** Task to complete **
Select, from the material below, each line with "label" in it.

##### Information supplied

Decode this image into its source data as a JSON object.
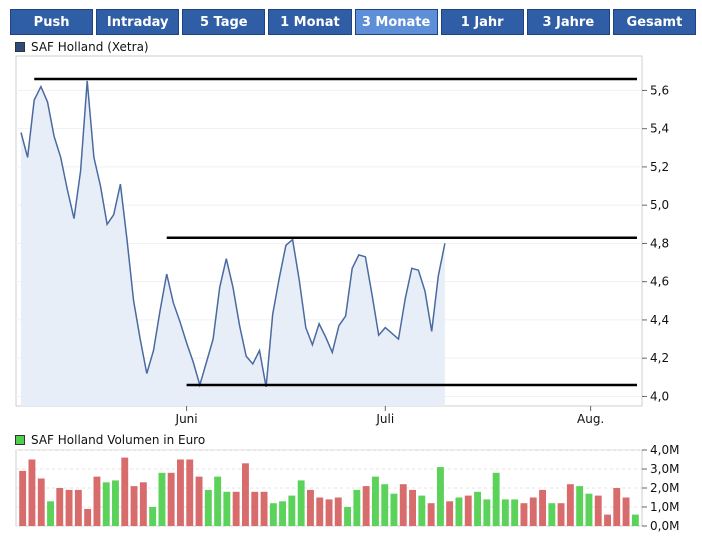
{
  "tabs": [
    {
      "label": "Push",
      "active": false
    },
    {
      "label": "Intraday",
      "active": false
    },
    {
      "label": "5 Tage",
      "active": false
    },
    {
      "label": "1 Monat",
      "active": false
    },
    {
      "label": "3 Monate",
      "active": true
    },
    {
      "label": "1 Jahr",
      "active": false
    },
    {
      "label": "3 Jahre",
      "active": false
    },
    {
      "label": "Gesamt",
      "active": false
    }
  ],
  "chart_data": [
    {
      "type": "area",
      "title": "SAF Holland (Xetra)",
      "legend_color": "#2e4a7d",
      "line_color": "#4a6aa0",
      "fill_color": "#e8eef8",
      "ylim": [
        3.95,
        5.78
      ],
      "y_ticks": [
        "5,6",
        "5,4",
        "5,2",
        "5,0",
        "4,8",
        "4,6",
        "4,4",
        "4,2",
        "4,0"
      ],
      "x_ticks": [
        {
          "label": "Juni",
          "x": 25
        },
        {
          "label": "Juli",
          "x": 55
        },
        {
          "label": "Aug.",
          "x": 86
        }
      ],
      "x_domain": [
        0,
        93
      ],
      "values": [
        5.38,
        5.25,
        5.55,
        5.62,
        5.54,
        5.36,
        5.25,
        5.08,
        4.93,
        5.18,
        5.65,
        5.25,
        5.1,
        4.9,
        4.95,
        5.11,
        4.82,
        4.5,
        4.3,
        4.12,
        4.24,
        4.45,
        4.64,
        4.49,
        4.39,
        4.28,
        4.18,
        4.06,
        4.18,
        4.3,
        4.57,
        4.72,
        4.57,
        4.37,
        4.21,
        4.17,
        4.24,
        4.05,
        4.43,
        4.62,
        4.79,
        4.82,
        4.61,
        4.36,
        4.27,
        4.38,
        4.31,
        4.23,
        4.37,
        4.42,
        4.67,
        4.74,
        4.73,
        4.53,
        4.32,
        4.36,
        4.33,
        4.3,
        4.51,
        4.67,
        4.66,
        4.55,
        4.34,
        4.63,
        4.8
      ],
      "resistance_lines": [
        5.66,
        4.83,
        4.06
      ]
    },
    {
      "type": "bar",
      "title": "SAF Holland Volumen in Euro",
      "legend_color": "#4ecf4e",
      "up_color": "#5bd35b",
      "down_color": "#d86b6b",
      "ylim": [
        0,
        4.0
      ],
      "y_ticks": [
        "4,0M",
        "3,0M",
        "2,0M",
        "1,0M",
        "0,0M"
      ],
      "values": [
        2.9,
        3.5,
        2.5,
        1.3,
        2.0,
        1.9,
        1.9,
        0.9,
        2.6,
        2.3,
        2.4,
        3.6,
        2.1,
        2.3,
        1.0,
        2.8,
        2.8,
        3.5,
        3.5,
        2.6,
        1.9,
        2.6,
        1.8,
        1.8,
        3.3,
        1.8,
        1.8,
        1.2,
        1.3,
        1.6,
        2.4,
        1.9,
        1.5,
        1.4,
        1.5,
        1.0,
        1.9,
        2.1,
        2.6,
        2.2,
        1.7,
        2.2,
        1.9,
        1.6,
        1.2,
        3.1,
        1.3,
        1.5,
        1.6,
        1.8,
        1.4,
        2.8,
        1.4,
        1.4,
        1.2,
        1.5,
        1.9,
        1.2,
        1.2,
        2.2,
        2.1,
        1.7,
        1.6,
        0.6,
        2.0,
        1.5,
        0.6
      ],
      "up": [
        0,
        0,
        0,
        1,
        0,
        0,
        0,
        0,
        0,
        1,
        1,
        0,
        0,
        0,
        1,
        1,
        0,
        0,
        0,
        0,
        1,
        1,
        1,
        0,
        0,
        0,
        0,
        1,
        1,
        1,
        1,
        0,
        0,
        0,
        0,
        1,
        1,
        0,
        1,
        1,
        1,
        0,
        0,
        1,
        0,
        1,
        0,
        1,
        0,
        1,
        1,
        1,
        1,
        1,
        0,
        0,
        0,
        1,
        0,
        0,
        1,
        1,
        0,
        0,
        0,
        0,
        1
      ]
    }
  ]
}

##########

** Output of the task **
      "label": "Push",
      "label": "Intraday",
      "label": "5 Tage",
      "label": "1 Monat",
      "label": "3 Monate",
      "label": "1 Jahr",
      "label": "3 Jahre",
      "label": "Gesamt",
          "label": "Juni",
          "label": "Juli",
          "label": "Aug.",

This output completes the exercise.